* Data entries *
----
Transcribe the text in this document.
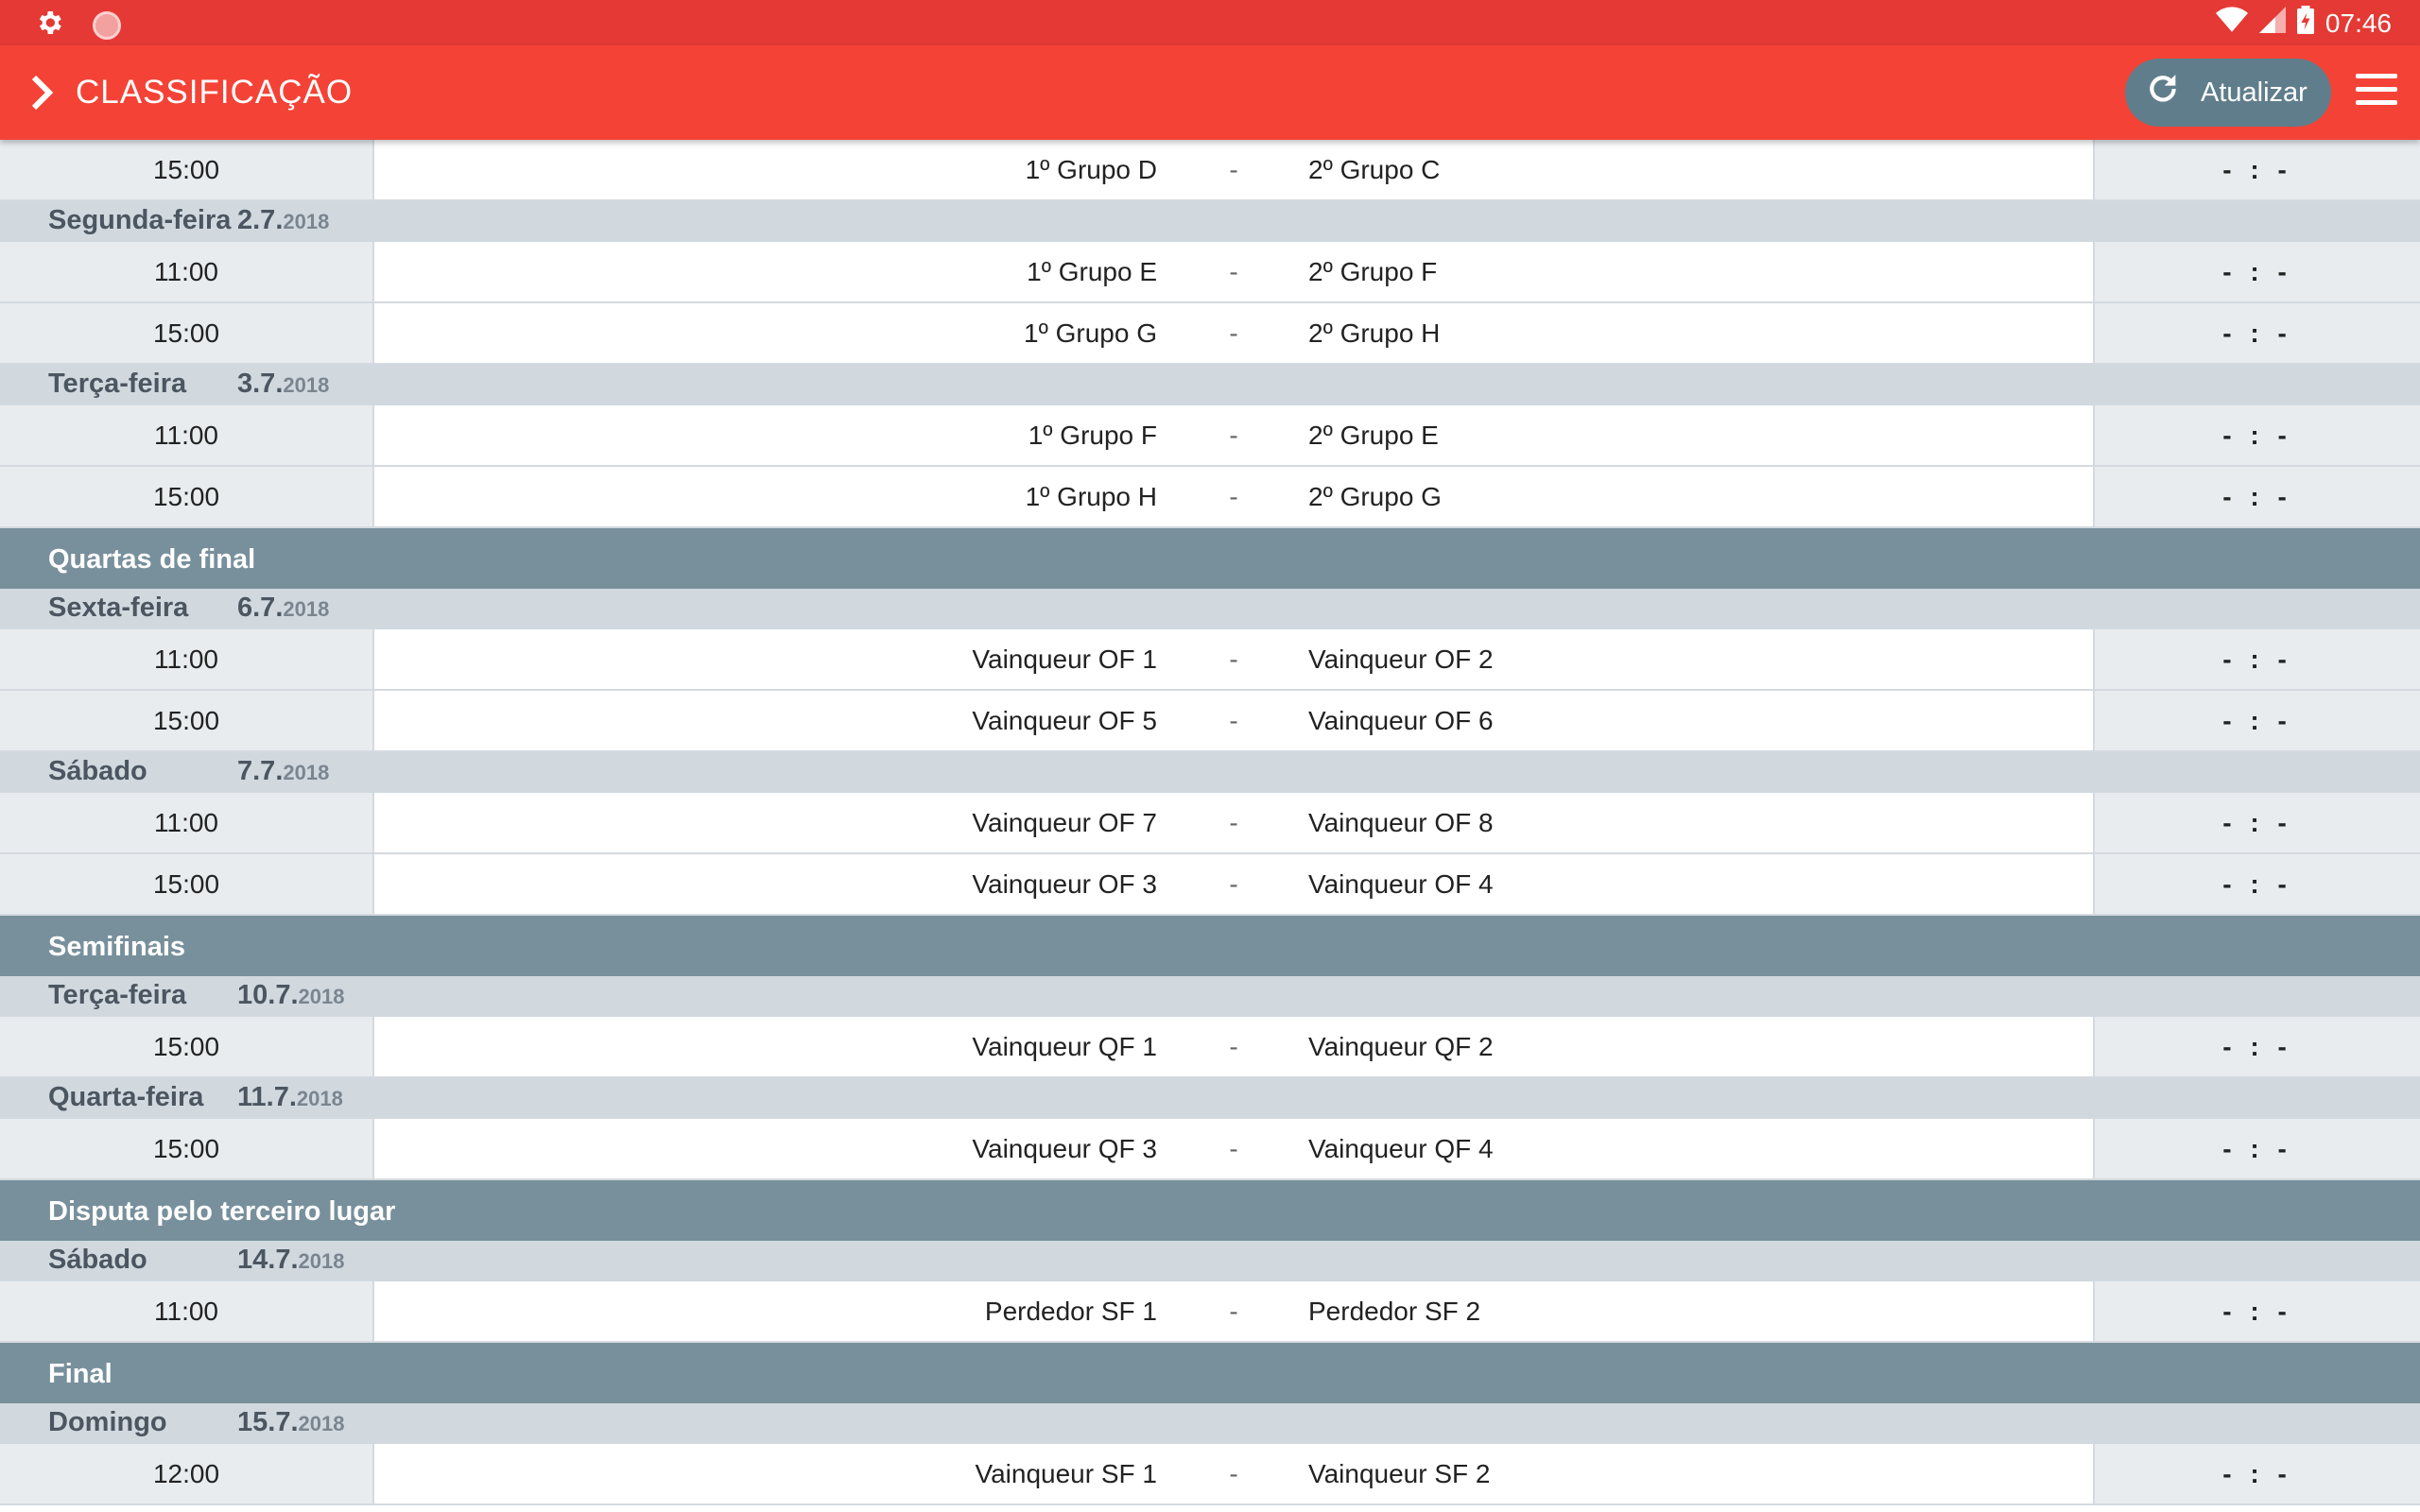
07:46
CLASSIFICAÇÃO	Atualizar
15:00	1º Grupo D	-	2º Grupo C	- : -
Segunda-feira 2.7.2018
11:00	1º Grupo E	-	2º Grupo F	- : -
15:00	1º Grupo G	-	2º Grupo H	- : -
Terça-feira 3.7.2018
11:00	1º Grupo F	-	2º Grupo E	- : -
15:00	1º Grupo H	-	2º Grupo G	- : -
Quartas de final
Sexta-feira 6.7.2018
11:00	Vainqueur OF 1	-	Vainqueur OF 2	- : -
15:00	Vainqueur OF 5	-	Vainqueur OF 6	- : -
Sábado	7.7.2018
11:00	Vainqueur OF 7	-	Vainqueur OF 8	- : -
15:00	Vainqueur OF 3	-	Vainqueur OF 4	- : -
Semifinais
Terça-feira 10.7.2018
15:00	Vainqueur QF 1	-	Vainqueur QF 2	- : -
Quarta-feira 11.7.2018
15:00	Vainqueur QF 3	-	Vainqueur QF 4	- : -
Disputa pelo terceiro lugar
Sábado	14.7.2018
11:00	Perdedor SF 1	-	Perdedor SF 2	- : -
Final
Domingo	15.7.2018
12:00	Vainqueur SF 1	-	Vainqueur SF 2	- : -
----
* Exercise *
Go through the data and gather every line that holds "Vainqueur".

* The solution *
11:00	Vainqueur OF 1	-	Vainqueur OF 2	- : -
15:00	Vainqueur OF 5	-	Vainqueur OF 6	- : -
11:00	Vainqueur OF 7	-	Vainqueur OF 8	- : -
15:00	Vainqueur OF 3	-	Vainqueur OF 4	- : -
15:00	Vainqueur QF 1	-	Vainqueur QF 2	- : -
15:00	Vainqueur QF 3	-	Vainqueur QF 4	- : -
12:00	Vainqueur SF 1	-	Vainqueur SF 2	- : -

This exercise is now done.